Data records
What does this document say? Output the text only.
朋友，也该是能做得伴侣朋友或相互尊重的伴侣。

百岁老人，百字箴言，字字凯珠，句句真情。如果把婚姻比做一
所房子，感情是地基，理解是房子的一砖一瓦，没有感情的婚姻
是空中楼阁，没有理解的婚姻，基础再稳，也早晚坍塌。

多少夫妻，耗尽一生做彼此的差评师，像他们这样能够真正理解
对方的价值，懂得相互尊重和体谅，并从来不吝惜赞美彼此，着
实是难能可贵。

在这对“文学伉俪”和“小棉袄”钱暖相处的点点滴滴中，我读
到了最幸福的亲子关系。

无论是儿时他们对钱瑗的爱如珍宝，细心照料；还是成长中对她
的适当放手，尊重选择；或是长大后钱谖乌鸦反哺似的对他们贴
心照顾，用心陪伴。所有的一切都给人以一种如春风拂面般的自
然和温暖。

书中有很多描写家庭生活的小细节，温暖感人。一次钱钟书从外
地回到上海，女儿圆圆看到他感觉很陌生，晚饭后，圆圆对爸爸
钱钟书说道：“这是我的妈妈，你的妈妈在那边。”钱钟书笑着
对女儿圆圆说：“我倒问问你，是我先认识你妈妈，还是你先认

WORK TO BE COMPLETED
Retype every entry word for word.

EXERCISE RESPONSE
What does this document say? Output the text only.
朋友，也该是能做得伴侣朋友或相互尊重的伴侣。

百岁老人，百字箴言，字字凯珠，句句真情。如果把婚姻比做一
所房子，感情是地基，理解是房子的一砖一瓦，没有感情的婚姻
是空中楼阁，没有理解的婚姻，基础再稳，也早晚坍塌。

多少夫妻，耗尽一生做彼此的差评师，像他们这样能够真正理解
对方的价值，懂得相互尊重和体谅，并从来不吝惜赞美彼此，着
实是难能可贵。

在这对“文学伉俪”和“小棉袄”钱暖相处的点点滴滴中，我读
到了最幸福的亲子关系。

无论是儿时他们对钱瑗的爱如珍宝，细心照料；还是成长中对她
的适当放手，尊重选择；或是长大后钱谖乌鸦反哺似的对他们贴
心照顾，用心陪伴。所有的一切都给人以一种如春风拂面般的自
然和温暖。

书中有很多描写家庭生活的小细节，温暖感人。一次钱钟书从外
地回到上海，女儿圆圆看到他感觉很陌生，晚饭后，圆圆对爸爸
钱钟书说道：“这是我的妈妈，你的妈妈在那边。”钱钟书笑着
对女儿圆圆说：“我倒问问你，是我先认识你妈妈，还是你先认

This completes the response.